- SET TASK -
Set the listing down again exactly, please, apart from its pictures.

________

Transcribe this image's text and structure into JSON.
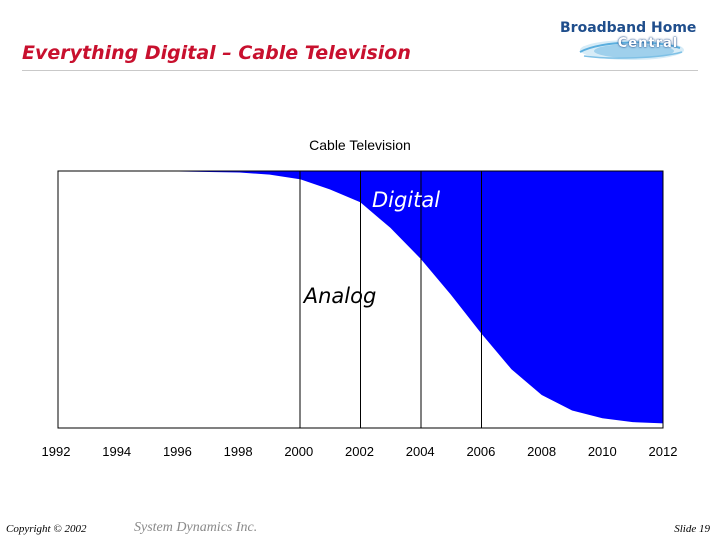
{
  "slide": {
    "title": "Everything Digital – Cable Television",
    "logo": {
      "line1": "Broadband Home",
      "line2": "Central"
    }
  },
  "footer": {
    "copyright": "Copyright © 2002",
    "company": "System Dynamics Inc.",
    "slide_number": "Slide 19"
  },
  "chart_data": {
    "type": "area",
    "title": "Cable Television",
    "x_ticks": [
      "1992",
      "1994",
      "1996",
      "1998",
      "2000",
      "2002",
      "2004",
      "2006",
      "2008",
      "2010",
      "2012"
    ],
    "xlim": [
      1992,
      2012
    ],
    "ylim": [
      0,
      1
    ],
    "grid": false,
    "colors": {
      "digital": "#0000ff",
      "analog": "#ffffff",
      "frame": "#000000"
    },
    "annotations": [
      "Digital",
      "Analog"
    ],
    "series": [
      {
        "name": "Digital",
        "x": [
          1992,
          1996,
          1998,
          1999,
          2000,
          2001,
          2002,
          2003,
          2004,
          2005,
          2006,
          2007,
          2008,
          2009,
          2010,
          2011,
          2012
        ],
        "values": [
          0.0,
          0.0,
          0.004,
          0.012,
          0.03,
          0.07,
          0.12,
          0.22,
          0.34,
          0.48,
          0.63,
          0.77,
          0.87,
          0.93,
          0.96,
          0.975,
          0.98
        ]
      }
    ],
    "vertical_markers_x": [
      2000,
      2002,
      2004,
      2006
    ]
  }
}
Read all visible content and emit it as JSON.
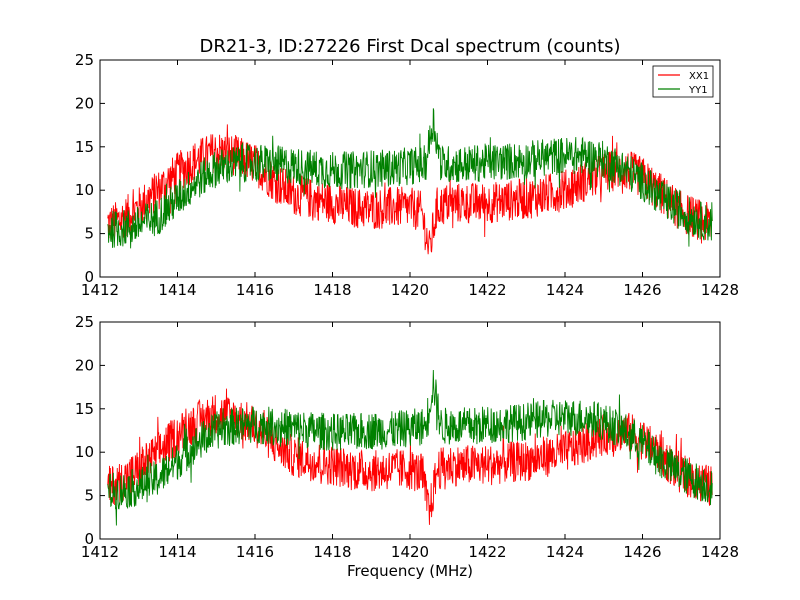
{
  "chart_data": {
    "type": "line",
    "title": "DR21-3, ID:27226 First Dcal spectrum (counts)",
    "xlabel": "Frequency (MHz)",
    "ylabel": "",
    "xlim": [
      1412,
      1428
    ],
    "ylim": [
      0,
      25
    ],
    "xticks": [
      "1412",
      "1414",
      "1416",
      "1418",
      "1420",
      "1422",
      "1424",
      "1426",
      "1428"
    ],
    "yticks": [
      "0",
      "5",
      "10",
      "15",
      "20",
      "25"
    ],
    "legend": {
      "placement": "top-right",
      "entries": [
        "XX1",
        "YY1"
      ]
    },
    "grid": false,
    "panels": [
      {
        "series": [
          {
            "name": "XX1",
            "color": "#ff0000",
            "x": [
              1412.2,
              1412.5,
              1413.0,
              1413.5,
              1414.0,
              1414.5,
              1415.0,
              1415.5,
              1416.0,
              1416.5,
              1417.0,
              1417.5,
              1418.0,
              1418.5,
              1419.0,
              1419.5,
              1420.0,
              1420.3,
              1420.5,
              1420.7,
              1421.0,
              1421.5,
              1422.0,
              1422.5,
              1423.0,
              1423.5,
              1424.0,
              1424.5,
              1425.0,
              1425.5,
              1426.0,
              1426.5,
              1427.0,
              1427.5,
              1427.8
            ],
            "y": [
              6,
              6.5,
              8,
              10,
              12,
              13.5,
              14.5,
              14,
              13,
              11,
              9.5,
              9,
              8.5,
              8,
              7.8,
              8,
              8,
              7.5,
              3,
              8,
              8.5,
              8.5,
              8.5,
              8.8,
              9,
              9.5,
              10,
              11,
              12,
              12.5,
              11.5,
              9.5,
              7.5,
              6.5,
              6
            ]
          },
          {
            "name": "YY1",
            "color": "#008000",
            "x": [
              1412.2,
              1412.5,
              1413.0,
              1413.5,
              1414.0,
              1414.5,
              1415.0,
              1415.5,
              1416.0,
              1416.5,
              1417.0,
              1417.5,
              1418.0,
              1418.5,
              1419.0,
              1419.5,
              1420.0,
              1420.4,
              1420.6,
              1420.8,
              1421.0,
              1421.5,
              1422.0,
              1422.5,
              1423.0,
              1423.5,
              1424.0,
              1424.5,
              1425.0,
              1425.5,
              1426.0,
              1426.5,
              1427.0,
              1427.5,
              1427.8
            ],
            "y": [
              5.5,
              5.5,
              6,
              7,
              9,
              11,
              12.5,
              13,
              13.2,
              13,
              12.8,
              12.5,
              12.3,
              12.3,
              12.5,
              12.5,
              12.8,
              13,
              18,
              13,
              13,
              13,
              13.2,
              13.3,
              13.5,
              13.8,
              14,
              14,
              13.5,
              12.5,
              11,
              9,
              7.5,
              6.5,
              6
            ]
          }
        ]
      },
      {
        "series": [
          {
            "name": "XX1",
            "color": "#ff0000",
            "x": [
              1412.2,
              1412.5,
              1413.0,
              1413.5,
              1414.0,
              1414.5,
              1415.0,
              1415.5,
              1416.0,
              1416.5,
              1417.0,
              1417.5,
              1418.0,
              1418.5,
              1419.0,
              1419.5,
              1420.0,
              1420.3,
              1420.5,
              1420.7,
              1421.0,
              1421.5,
              1422.0,
              1422.5,
              1423.0,
              1423.5,
              1424.0,
              1424.5,
              1425.0,
              1425.5,
              1426.0,
              1426.5,
              1427.0,
              1427.5,
              1427.8
            ],
            "y": [
              6,
              6.5,
              8,
              10,
              12,
              13.5,
              14.5,
              14,
              13,
              11,
              9.5,
              9,
              8.5,
              8,
              7.8,
              8,
              8,
              7.5,
              3,
              8,
              8.5,
              8.5,
              8.5,
              8.8,
              9,
              9.5,
              10,
              11,
              12,
              12.5,
              11.5,
              9.5,
              7.5,
              6.5,
              6
            ]
          },
          {
            "name": "YY1",
            "color": "#008000",
            "x": [
              1412.2,
              1412.5,
              1413.0,
              1413.5,
              1414.0,
              1414.5,
              1415.0,
              1415.5,
              1416.0,
              1416.5,
              1417.0,
              1417.5,
              1418.0,
              1418.5,
              1419.0,
              1419.5,
              1420.0,
              1420.4,
              1420.6,
              1420.8,
              1421.0,
              1421.5,
              1422.0,
              1422.5,
              1423.0,
              1423.5,
              1424.0,
              1424.5,
              1425.0,
              1425.5,
              1426.0,
              1426.5,
              1427.0,
              1427.5,
              1427.8
            ],
            "y": [
              5.5,
              5.5,
              6,
              7,
              9,
              11,
              12.5,
              13,
              13.2,
              13,
              12.8,
              12.5,
              12.3,
              12.3,
              12.5,
              12.5,
              12.8,
              13,
              18,
              13,
              13,
              13,
              13.2,
              13.3,
              13.5,
              13.8,
              14,
              14,
              13.5,
              12.5,
              11,
              9,
              7.5,
              6.5,
              6
            ]
          }
        ]
      }
    ]
  }
}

________

- FINISHED TASK -
Transcribe this image's text and structure into JSON.
{
  "slide": {
    "title": "Everything Digital – Cable Television",
    "logo": {
      "line1": "Broadband Home",
      "line2": "Central"
    }
  },
  "footer": {
    "copyright": "Copyright © 2002",
    "company": "System Dynamics Inc.",
    "slide_number": "Slide 19"
  },
  "chart_data": {
    "type": "area",
    "title": "Cable Television",
    "x_ticks": [
      "1992",
      "1994",
      "1996",
      "1998",
      "2000",
      "2002",
      "2004",
      "2006",
      "2008",
      "2010",
      "2012"
    ],
    "xlim": [
      1992,
      2012
    ],
    "ylim": [
      0,
      1
    ],
    "grid": false,
    "colors": {
      "digital": "#0000ff",
      "analog": "#ffffff",
      "frame": "#000000"
    },
    "annotations": [
      "Digital",
      "Analog"
    ],
    "series": [
      {
        "name": "Digital",
        "x": [
          1992,
          1996,
          1998,
          1999,
          2000,
          2001,
          2002,
          2003,
          2004,
          2005,
          2006,
          2007,
          2008,
          2009,
          2010,
          2011,
          2012
        ],
        "values": [
          0.0,
          0.0,
          0.004,
          0.012,
          0.03,
          0.07,
          0.12,
          0.22,
          0.34,
          0.48,
          0.63,
          0.77,
          0.87,
          0.93,
          0.96,
          0.975,
          0.98
        ]
      }
    ],
    "vertical_markers_x": [
      2000,
      2002,
      2004,
      2006
    ]
  }
}
Read all visible content and emit it as JSON.
{
  "chart_data": {
    "type": "line",
    "title": "DR21-3, ID:27226 First Dcal spectrum (counts)",
    "xlabel": "Frequency (MHz)",
    "ylabel": "",
    "xlim": [
      1412,
      1428
    ],
    "ylim": [
      0,
      25
    ],
    "xticks": [
      "1412",
      "1414",
      "1416",
      "1418",
      "1420",
      "1422",
      "1424",
      "1426",
      "1428"
    ],
    "yticks": [
      "0",
      "5",
      "10",
      "15",
      "20",
      "25"
    ],
    "legend": {
      "placement": "top-right",
      "entries": [
        "XX1",
        "YY1"
      ]
    },
    "grid": false,
    "panels": [
      {
        "series": [
          {
            "name": "XX1",
            "color": "#ff0000",
            "x": [
              1412.2,
              1412.5,
              1413.0,
              1413.5,
              1414.0,
              1414.5,
              1415.0,
              1415.5,
              1416.0,
              1416.5,
              1417.0,
              1417.5,
              1418.0,
              1418.5,
              1419.0,
              1419.5,
              1420.0,
              1420.3,
              1420.5,
              1420.7,
              1421.0,
              1421.5,
              1422.0,
              1422.5,
              1423.0,
              1423.5,
              1424.0,
              1424.5,
              1425.0,
              1425.5,
              1426.0,
              1426.5,
              1427.0,
              1427.5,
              1427.8
            ],
            "y": [
              6,
              6.5,
              8,
              10,
              12,
              13.5,
              14.5,
              14,
              13,
              11,
              9.5,
              9,
              8.5,
              8,
              7.8,
              8,
              8,
              7.5,
              3,
              8,
              8.5,
              8.5,
              8.5,
              8.8,
              9,
              9.5,
              10,
              11,
              12,
              12.5,
              11.5,
              9.5,
              7.5,
              6.5,
              6
            ]
          },
          {
            "name": "YY1",
            "color": "#008000",
            "x": [
              1412.2,
              1412.5,
              1413.0,
              1413.5,
              1414.0,
              1414.5,
              1415.0,
              1415.5,
              1416.0,
              1416.5,
              1417.0,
              1417.5,
              1418.0,
              1418.5,
              1419.0,
              1419.5,
              1420.0,
              1420.4,
              1420.6,
              1420.8,
              1421.0,
              1421.5,
              1422.0,
              1422.5,
              1423.0,
              1423.5,
              1424.0,
              1424.5,
              1425.0,
              1425.5,
              1426.0,
              1426.5,
              1427.0,
              1427.5,
              1427.8
            ],
            "y": [
              5.5,
              5.5,
              6,
              7,
              9,
              11,
              12.5,
              13,
              13.2,
              13,
              12.8,
              12.5,
              12.3,
              12.3,
              12.5,
              12.5,
              12.8,
              13,
              18,
              13,
              13,
              13,
              13.2,
              13.3,
              13.5,
              13.8,
              14,
              14,
              13.5,
              12.5,
              11,
              9,
              7.5,
              6.5,
              6
            ]
          }
        ]
      },
      {
        "series": [
          {
            "name": "XX1",
            "color": "#ff0000",
            "x": [
              1412.2,
              1412.5,
              1413.0,
              1413.5,
              1414.0,
              1414.5,
              1415.0,
              1415.5,
              1416.0,
              1416.5,
              1417.0,
              1417.5,
              1418.0,
              1418.5,
              1419.0,
              1419.5,
              1420.0,
              1420.3,
              1420.5,
              1420.7,
              1421.0,
              1421.5,
              1422.0,
              1422.5,
              1423.0,
              1423.5,
              1424.0,
              1424.5,
              1425.0,
              1425.5,
              1426.0,
              1426.5,
              1427.0,
              1427.5,
              1427.8
            ],
            "y": [
              6,
              6.5,
              8,
              10,
              12,
              13.5,
              14.5,
              14,
              13,
              11,
              9.5,
              9,
              8.5,
              8,
              7.8,
              8,
              8,
              7.5,
              3,
              8,
              8.5,
              8.5,
              8.5,
              8.8,
              9,
              9.5,
              10,
              11,
              12,
              12.5,
              11.5,
              9.5,
              7.5,
              6.5,
              6
            ]
          },
          {
            "name": "YY1",
            "color": "#008000",
            "x": [
              1412.2,
              1412.5,
              1413.0,
              1413.5,
              1414.0,
              1414.5,
              1415.0,
              1415.5,
              1416.0,
              1416.5,
              1417.0,
              1417.5,
              1418.0,
              1418.5,
              1419.0,
              1419.5,
              1420.0,
              1420.4,
              1420.6,
              1420.8,
              1421.0,
              1421.5,
              1422.0,
              1422.5,
              1423.0,
              1423.5,
              1424.0,
              1424.5,
              1425.0,
              1425.5,
              1426.0,
              1426.5,
              1427.0,
              1427.5,
              1427.8
            ],
            "y": [
              5.5,
              5.5,
              6,
              7,
              9,
              11,
              12.5,
              13,
              13.2,
              13,
              12.8,
              12.5,
              12.3,
              12.3,
              12.5,
              12.5,
              12.8,
              13,
              18,
              13,
              13,
              13,
              13.2,
              13.3,
              13.5,
              13.8,
              14,
              14,
              13.5,
              12.5,
              11,
              9,
              7.5,
              6.5,
              6
            ]
          }
        ]
      }
    ]
  }
}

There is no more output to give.